Items listed in a dataset
* * *
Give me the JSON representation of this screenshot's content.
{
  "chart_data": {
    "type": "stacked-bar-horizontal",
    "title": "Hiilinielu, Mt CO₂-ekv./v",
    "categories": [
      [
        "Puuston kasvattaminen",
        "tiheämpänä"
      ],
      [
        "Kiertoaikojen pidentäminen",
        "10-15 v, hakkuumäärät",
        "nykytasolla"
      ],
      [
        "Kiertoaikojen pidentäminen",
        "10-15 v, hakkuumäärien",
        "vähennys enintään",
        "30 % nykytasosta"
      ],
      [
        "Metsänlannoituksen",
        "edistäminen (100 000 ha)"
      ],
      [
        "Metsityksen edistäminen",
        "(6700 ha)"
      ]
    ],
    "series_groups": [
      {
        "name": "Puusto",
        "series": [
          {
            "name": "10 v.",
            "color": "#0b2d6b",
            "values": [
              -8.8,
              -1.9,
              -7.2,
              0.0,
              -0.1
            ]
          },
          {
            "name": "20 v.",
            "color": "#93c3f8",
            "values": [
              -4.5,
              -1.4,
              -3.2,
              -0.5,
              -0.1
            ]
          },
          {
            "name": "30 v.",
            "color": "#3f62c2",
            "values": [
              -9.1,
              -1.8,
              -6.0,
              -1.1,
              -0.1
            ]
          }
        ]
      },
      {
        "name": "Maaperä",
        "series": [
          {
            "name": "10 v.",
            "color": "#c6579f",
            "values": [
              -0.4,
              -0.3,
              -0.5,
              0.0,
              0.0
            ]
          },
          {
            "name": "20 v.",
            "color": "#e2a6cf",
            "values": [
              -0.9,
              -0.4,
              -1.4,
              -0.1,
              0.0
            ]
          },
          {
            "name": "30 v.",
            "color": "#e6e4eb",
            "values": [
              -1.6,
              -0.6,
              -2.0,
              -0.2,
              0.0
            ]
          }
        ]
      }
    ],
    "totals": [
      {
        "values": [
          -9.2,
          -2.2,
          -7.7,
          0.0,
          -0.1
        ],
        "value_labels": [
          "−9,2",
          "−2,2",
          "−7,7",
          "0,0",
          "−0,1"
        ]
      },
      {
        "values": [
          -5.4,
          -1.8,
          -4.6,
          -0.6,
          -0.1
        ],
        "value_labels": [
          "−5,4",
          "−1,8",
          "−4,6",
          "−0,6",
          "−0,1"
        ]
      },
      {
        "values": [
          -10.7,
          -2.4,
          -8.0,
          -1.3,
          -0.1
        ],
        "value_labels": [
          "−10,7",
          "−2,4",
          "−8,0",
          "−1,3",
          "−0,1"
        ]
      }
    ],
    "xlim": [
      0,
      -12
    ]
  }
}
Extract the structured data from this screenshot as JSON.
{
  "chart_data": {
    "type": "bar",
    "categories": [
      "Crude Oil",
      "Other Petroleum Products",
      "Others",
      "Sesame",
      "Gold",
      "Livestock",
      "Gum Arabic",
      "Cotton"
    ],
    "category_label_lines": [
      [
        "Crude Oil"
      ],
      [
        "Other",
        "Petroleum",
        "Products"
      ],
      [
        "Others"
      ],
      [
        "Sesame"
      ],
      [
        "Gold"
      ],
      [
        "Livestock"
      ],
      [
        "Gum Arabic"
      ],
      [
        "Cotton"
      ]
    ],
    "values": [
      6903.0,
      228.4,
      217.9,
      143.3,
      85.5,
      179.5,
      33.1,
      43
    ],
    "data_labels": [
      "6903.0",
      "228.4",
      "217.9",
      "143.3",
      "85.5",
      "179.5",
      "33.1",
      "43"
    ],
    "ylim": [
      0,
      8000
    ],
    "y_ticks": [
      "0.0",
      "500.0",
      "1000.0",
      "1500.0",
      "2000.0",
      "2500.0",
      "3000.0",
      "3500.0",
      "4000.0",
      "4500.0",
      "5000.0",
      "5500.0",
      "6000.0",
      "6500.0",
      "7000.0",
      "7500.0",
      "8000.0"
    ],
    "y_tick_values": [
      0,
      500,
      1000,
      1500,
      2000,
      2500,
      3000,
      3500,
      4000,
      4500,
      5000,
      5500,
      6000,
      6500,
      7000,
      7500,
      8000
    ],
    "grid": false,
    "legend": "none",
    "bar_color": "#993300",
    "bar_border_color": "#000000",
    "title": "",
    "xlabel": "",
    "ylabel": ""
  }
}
* * *
Your objective
Write the whole listing out again. Keep every line exactly as it is.

Finished answer
Give me the JSON representation of this screenshot's content.
{
  "chart_data": {
    "type": "stacked-bar-horizontal",
    "title": "Hiilinielu, Mt CO₂-ekv./v",
    "categories": [
      [
        "Puuston kasvattaminen",
        "tiheämpänä"
      ],
      [
        "Kiertoaikojen pidentäminen",
        "10-15 v, hakkuumäärät",
        "nykytasolla"
      ],
      [
        "Kiertoaikojen pidentäminen",
        "10-15 v, hakkuumäärien",
        "vähennys enintään",
        "30 % nykytasosta"
      ],
      [
        "Metsänlannoituksen",
        "edistäminen (100 000 ha)"
      ],
      [
        "Metsityksen edistäminen",
        "(6700 ha)"
      ]
    ],
    "series_groups": [
      {
        "name": "Puusto",
        "series": [
          {
            "name": "10 v.",
            "color": "#0b2d6b",
            "values": [
              -8.8,
              -1.9,
              -7.2,
              0.0,
              -0.1
            ]
          },
          {
            "name": "20 v.",
            "color": "#93c3f8",
            "values": [
              -4.5,
              -1.4,
              -3.2,
              -0.5,
              -0.1
            ]
          },
          {
            "name": "30 v.",
            "color": "#3f62c2",
            "values": [
              -9.1,
              -1.8,
              -6.0,
              -1.1,
              -0.1
            ]
          }
        ]
      },
      {
        "name": "Maaperä",
        "series": [
          {
            "name": "10 v.",
            "color": "#c6579f",
            "values": [
              -0.4,
              -0.3,
              -0.5,
              0.0,
              0.0
            ]
          },
          {
            "name": "20 v.",
            "color": "#e2a6cf",
            "values": [
              -0.9,
              -0.4,
              -1.4,
              -0.1,
              0.0
            ]
          },
          {
            "name": "30 v.",
            "color": "#e6e4eb",
            "values": [
              -1.6,
              -0.6,
              -2.0,
              -0.2,
              0.0
            ]
          }
        ]
      }
    ],
    "totals": [
      {
        "values": [
          -9.2,
          -2.2,
          -7.7,
          0.0,
          -0.1
        ],
        "value_labels": [
          "−9,2",
          "−2,2",
          "−7,7",
          "0,0",
          "−0,1"
        ]
      },
      {
        "values": [
          -5.4,
          -1.8,
          -4.6,
          -0.6,
          -0.1
        ],
        "value_labels": [
          "−5,4",
          "−1,8",
          "−4,6",
          "−0,6",
          "−0,1"
        ]
      },
      {
        "values": [
          -10.7,
          -2.4,
          -8.0,
          -1.3,
          -0.1
        ],
        "value_labels": [
          "−10,7",
          "−2,4",
          "−8,0",
          "−1,3",
          "−0,1"
        ]
      }
    ],
    "xlim": [
      0,
      -12
    ]
  }
}
Extract the structured data from this screenshot as JSON.
{
  "chart_data": {
    "type": "bar",
    "categories": [
      "Crude Oil",
      "Other Petroleum Products",
      "Others",
      "Sesame",
      "Gold",
      "Livestock",
      "Gum Arabic",
      "Cotton"
    ],
    "category_label_lines": [
      [
        "Crude Oil"
      ],
      [
        "Other",
        "Petroleum",
        "Products"
      ],
      [
        "Others"
      ],
      [
        "Sesame"
      ],
      [
        "Gold"
      ],
      [
        "Livestock"
      ],
      [
        "Gum Arabic"
      ],
      [
        "Cotton"
      ]
    ],
    "values": [
      6903.0,
      228.4,
      217.9,
      143.3,
      85.5,
      179.5,
      33.1,
      43
    ],
    "data_labels": [
      "6903.0",
      "228.4",
      "217.9",
      "143.3",
      "85.5",
      "179.5",
      "33.1",
      "43"
    ],
    "ylim": [
      0,
      8000
    ],
    "y_ticks": [
      "0.0",
      "500.0",
      "1000.0",
      "1500.0",
      "2000.0",
      "2500.0",
      "3000.0",
      "3500.0",
      "4000.0",
      "4500.0",
      "5000.0",
      "5500.0",
      "6000.0",
      "6500.0",
      "7000.0",
      "7500.0",
      "8000.0"
    ],
    "y_tick_values": [
      0,
      500,
      1000,
      1500,
      2000,
      2500,
      3000,
      3500,
      4000,
      4500,
      5000,
      5500,
      6000,
      6500,
      7000,
      7500,
      8000
    ],
    "grid": false,
    "legend": "none",
    "bar_color": "#993300",
    "bar_border_color": "#000000",
    "title": "",
    "xlabel": "",
    "ylabel": ""
  }
}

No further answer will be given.